Give the data below again, word for word.

** BEGIN **

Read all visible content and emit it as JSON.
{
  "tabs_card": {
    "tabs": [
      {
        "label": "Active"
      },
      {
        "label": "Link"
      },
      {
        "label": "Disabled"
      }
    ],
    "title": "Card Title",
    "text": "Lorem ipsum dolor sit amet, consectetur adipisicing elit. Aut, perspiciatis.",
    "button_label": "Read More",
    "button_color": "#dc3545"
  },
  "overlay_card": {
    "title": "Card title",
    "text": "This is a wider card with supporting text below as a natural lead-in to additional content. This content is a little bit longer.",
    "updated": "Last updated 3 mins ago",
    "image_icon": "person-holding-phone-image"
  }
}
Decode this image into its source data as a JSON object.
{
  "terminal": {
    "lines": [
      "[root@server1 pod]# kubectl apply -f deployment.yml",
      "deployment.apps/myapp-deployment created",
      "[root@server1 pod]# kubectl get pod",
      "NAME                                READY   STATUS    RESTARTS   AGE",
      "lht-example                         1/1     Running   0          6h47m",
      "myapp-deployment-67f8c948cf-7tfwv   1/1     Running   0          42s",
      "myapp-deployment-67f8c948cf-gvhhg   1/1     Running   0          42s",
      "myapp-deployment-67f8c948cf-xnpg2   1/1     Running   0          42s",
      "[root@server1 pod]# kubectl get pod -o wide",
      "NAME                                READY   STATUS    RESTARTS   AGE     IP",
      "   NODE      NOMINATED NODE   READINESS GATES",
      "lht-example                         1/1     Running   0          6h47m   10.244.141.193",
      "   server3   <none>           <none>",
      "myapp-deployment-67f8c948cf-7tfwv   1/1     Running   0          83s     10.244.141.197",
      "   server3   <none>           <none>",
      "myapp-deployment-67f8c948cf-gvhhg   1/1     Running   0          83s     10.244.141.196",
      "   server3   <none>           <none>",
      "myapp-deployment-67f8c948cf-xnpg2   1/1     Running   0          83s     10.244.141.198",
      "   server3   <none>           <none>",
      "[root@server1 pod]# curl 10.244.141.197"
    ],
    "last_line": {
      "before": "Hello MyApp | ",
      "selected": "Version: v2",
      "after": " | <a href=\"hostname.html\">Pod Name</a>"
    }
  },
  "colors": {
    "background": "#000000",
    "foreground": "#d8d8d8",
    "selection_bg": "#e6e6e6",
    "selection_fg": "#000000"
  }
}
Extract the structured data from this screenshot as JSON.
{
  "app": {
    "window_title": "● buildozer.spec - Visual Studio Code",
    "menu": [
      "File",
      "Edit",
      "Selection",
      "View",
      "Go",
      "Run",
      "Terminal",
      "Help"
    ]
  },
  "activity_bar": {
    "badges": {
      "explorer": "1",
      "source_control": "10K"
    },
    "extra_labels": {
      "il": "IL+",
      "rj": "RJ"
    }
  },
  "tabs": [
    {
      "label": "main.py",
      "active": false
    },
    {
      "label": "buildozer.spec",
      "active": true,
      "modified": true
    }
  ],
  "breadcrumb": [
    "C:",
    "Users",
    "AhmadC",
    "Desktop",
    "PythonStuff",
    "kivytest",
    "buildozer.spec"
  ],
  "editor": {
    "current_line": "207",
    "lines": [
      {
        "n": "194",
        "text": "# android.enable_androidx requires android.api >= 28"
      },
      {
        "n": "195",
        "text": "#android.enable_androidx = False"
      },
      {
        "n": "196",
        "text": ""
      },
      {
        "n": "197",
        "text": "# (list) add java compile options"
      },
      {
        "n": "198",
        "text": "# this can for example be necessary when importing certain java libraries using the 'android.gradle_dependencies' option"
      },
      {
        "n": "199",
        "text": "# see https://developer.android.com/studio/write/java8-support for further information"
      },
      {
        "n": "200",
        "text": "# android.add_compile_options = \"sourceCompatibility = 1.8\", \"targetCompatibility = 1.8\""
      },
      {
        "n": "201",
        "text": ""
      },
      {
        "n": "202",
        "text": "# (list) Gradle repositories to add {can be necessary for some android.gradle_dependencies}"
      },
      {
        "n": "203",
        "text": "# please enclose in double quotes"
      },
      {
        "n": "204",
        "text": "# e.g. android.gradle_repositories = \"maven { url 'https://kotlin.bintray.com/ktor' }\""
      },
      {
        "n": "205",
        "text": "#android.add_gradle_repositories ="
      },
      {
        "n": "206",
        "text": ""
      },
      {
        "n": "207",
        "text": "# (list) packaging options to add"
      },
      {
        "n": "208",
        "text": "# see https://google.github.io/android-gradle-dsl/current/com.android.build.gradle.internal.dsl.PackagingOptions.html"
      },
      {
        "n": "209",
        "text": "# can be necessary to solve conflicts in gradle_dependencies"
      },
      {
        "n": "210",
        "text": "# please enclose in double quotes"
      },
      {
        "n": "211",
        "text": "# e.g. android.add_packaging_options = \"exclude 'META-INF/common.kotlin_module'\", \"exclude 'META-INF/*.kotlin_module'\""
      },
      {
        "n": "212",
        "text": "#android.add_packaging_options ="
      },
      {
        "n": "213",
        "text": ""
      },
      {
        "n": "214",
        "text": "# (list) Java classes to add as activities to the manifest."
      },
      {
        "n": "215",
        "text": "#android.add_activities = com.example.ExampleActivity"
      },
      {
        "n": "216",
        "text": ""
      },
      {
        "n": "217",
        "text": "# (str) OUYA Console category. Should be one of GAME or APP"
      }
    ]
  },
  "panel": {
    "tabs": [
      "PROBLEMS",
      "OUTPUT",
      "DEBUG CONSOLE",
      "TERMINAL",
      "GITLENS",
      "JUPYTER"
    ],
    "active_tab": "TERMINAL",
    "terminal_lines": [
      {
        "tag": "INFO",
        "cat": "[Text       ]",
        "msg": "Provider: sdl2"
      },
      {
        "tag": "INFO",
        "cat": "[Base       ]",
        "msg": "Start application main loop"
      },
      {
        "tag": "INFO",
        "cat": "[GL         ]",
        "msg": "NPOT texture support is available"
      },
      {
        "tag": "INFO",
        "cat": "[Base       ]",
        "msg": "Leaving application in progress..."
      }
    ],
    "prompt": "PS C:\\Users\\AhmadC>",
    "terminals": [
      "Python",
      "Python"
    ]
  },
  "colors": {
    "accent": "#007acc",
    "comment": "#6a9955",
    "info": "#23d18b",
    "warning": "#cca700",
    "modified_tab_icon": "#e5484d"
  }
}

** END **

» THE COMPLETED TASK:
Read all visible content and emit it as JSON.
{
  "tabs_card": {
    "tabs": [
      {
        "label": "Active"
      },
      {
        "label": "Link"
      },
      {
        "label": "Disabled"
      }
    ],
    "title": "Card Title",
    "text": "Lorem ipsum dolor sit amet, consectetur adipisicing elit. Aut, perspiciatis.",
    "button_label": "Read More",
    "button_color": "#dc3545"
  },
  "overlay_card": {
    "title": "Card title",
    "text": "This is a wider card with supporting text below as a natural lead-in to additional content. This content is a little bit longer.",
    "updated": "Last updated 3 mins ago",
    "image_icon": "person-holding-phone-image"
  }
}
Decode this image into its source data as a JSON object.
{
  "terminal": {
    "lines": [
      "[root@server1 pod]# kubectl apply -f deployment.yml",
      "deployment.apps/myapp-deployment created",
      "[root@server1 pod]# kubectl get pod",
      "NAME                                READY   STATUS    RESTARTS   AGE",
      "lht-example                         1/1     Running   0          6h47m",
      "myapp-deployment-67f8c948cf-7tfwv   1/1     Running   0          42s",
      "myapp-deployment-67f8c948cf-gvhhg   1/1     Running   0          42s",
      "myapp-deployment-67f8c948cf-xnpg2   1/1     Running   0          42s",
      "[root@server1 pod]# kubectl get pod -o wide",
      "NAME                                READY   STATUS    RESTARTS   AGE     IP",
      "   NODE      NOMINATED NODE   READINESS GATES",
      "lht-example                         1/1     Running   0          6h47m   10.244.141.193",
      "   server3   <none>           <none>",
      "myapp-deployment-67f8c948cf-7tfwv   1/1     Running   0          83s     10.244.141.197",
      "   server3   <none>           <none>",
      "myapp-deployment-67f8c948cf-gvhhg   1/1     Running   0          83s     10.244.141.196",
      "   server3   <none>           <none>",
      "myapp-deployment-67f8c948cf-xnpg2   1/1     Running   0          83s     10.244.141.198",
      "   server3   <none>           <none>",
      "[root@server1 pod]# curl 10.244.141.197"
    ],
    "last_line": {
      "before": "Hello MyApp | ",
      "selected": "Version: v2",
      "after": " | <a href=\"hostname.html\">Pod Name</a>"
    }
  },
  "colors": {
    "background": "#000000",
    "foreground": "#d8d8d8",
    "selection_bg": "#e6e6e6",
    "selection_fg": "#000000"
  }
}
Extract the structured data from this screenshot as JSON.
{
  "app": {
    "window_title": "● buildozer.spec - Visual Studio Code",
    "menu": [
      "File",
      "Edit",
      "Selection",
      "View",
      "Go",
      "Run",
      "Terminal",
      "Help"
    ]
  },
  "activity_bar": {
    "badges": {
      "explorer": "1",
      "source_control": "10K"
    },
    "extra_labels": {
      "il": "IL+",
      "rj": "RJ"
    }
  },
  "tabs": [
    {
      "label": "main.py",
      "active": false
    },
    {
      "label": "buildozer.spec",
      "active": true,
      "modified": true
    }
  ],
  "breadcrumb": [
    "C:",
    "Users",
    "AhmadC",
    "Desktop",
    "PythonStuff",
    "kivytest",
    "buildozer.spec"
  ],
  "editor": {
    "current_line": "207",
    "lines": [
      {
        "n": "194",
        "text": "# android.enable_androidx requires android.api >= 28"
      },
      {
        "n": "195",
        "text": "#android.enable_androidx = False"
      },
      {
        "n": "196",
        "text": ""
      },
      {
        "n": "197",
        "text": "# (list) add java compile options"
      },
      {
        "n": "198",
        "text": "# this can for example be necessary when importing certain java libraries using the 'android.gradle_dependencies' option"
      },
      {
        "n": "199",
        "text": "# see https://developer.android.com/studio/write/java8-support for further information"
      },
      {
        "n": "200",
        "text": "# android.add_compile_options = \"sourceCompatibility = 1.8\", \"targetCompatibility = 1.8\""
      },
      {
        "n": "201",
        "text": ""
      },
      {
        "n": "202",
        "text": "# (list) Gradle repositories to add {can be necessary for some android.gradle_dependencies}"
      },
      {
        "n": "203",
        "text": "# please enclose in double quotes"
      },
      {
        "n": "204",
        "text": "# e.g. android.gradle_repositories = \"maven { url 'https://kotlin.bintray.com/ktor' }\""
      },
      {
        "n": "205",
        "text": "#android.add_gradle_repositories ="
      },
      {
        "n": "206",
        "text": ""
      },
      {
        "n": "207",
        "text": "# (list) packaging options to add"
      },
      {
        "n": "208",
        "text": "# see https://google.github.io/android-gradle-dsl/current/com.android.build.gradle.internal.dsl.PackagingOptions.html"
      },
      {
        "n": "209",
        "text": "# can be necessary to solve conflicts in gradle_dependencies"
      },
      {
        "n": "210",
        "text": "# please enclose in double quotes"
      },
      {
        "n": "211",
        "text": "# e.g. android.add_packaging_options = \"exclude 'META-INF/common.kotlin_module'\", \"exclude 'META-INF/*.kotlin_module'\""
      },
      {
        "n": "212",
        "text": "#android.add_packaging_options ="
      },
      {
        "n": "213",
        "text": ""
      },
      {
        "n": "214",
        "text": "# (list) Java classes to add as activities to the manifest."
      },
      {
        "n": "215",
        "text": "#android.add_activities = com.example.ExampleActivity"
      },
      {
        "n": "216",
        "text": ""
      },
      {
        "n": "217",
        "text": "# (str) OUYA Console category. Should be one of GAME or APP"
      }
    ]
  },
  "panel": {
    "tabs": [
      "PROBLEMS",
      "OUTPUT",
      "DEBUG CONSOLE",
      "TERMINAL",
      "GITLENS",
      "JUPYTER"
    ],
    "active_tab": "TERMINAL",
    "terminal_lines": [
      {
        "tag": "INFO",
        "cat": "[Text       ]",
        "msg": "Provider: sdl2"
      },
      {
        "tag": "INFO",
        "cat": "[Base       ]",
        "msg": "Start application main loop"
      },
      {
        "tag": "INFO",
        "cat": "[GL         ]",
        "msg": "NPOT texture support is available"
      },
      {
        "tag": "INFO",
        "cat": "[Base       ]",
        "msg": "Leaving application in progress..."
      }
    ],
    "prompt": "PS C:\\Users\\AhmadC>",
    "terminals": [
      "Python",
      "Python"
    ]
  },
  "colors": {
    "accent": "#007acc",
    "comment": "#6a9955",
    "info": "#23d18b",
    "warning": "#cca700",
    "modified_tab_icon": "#e5484d"
  }
}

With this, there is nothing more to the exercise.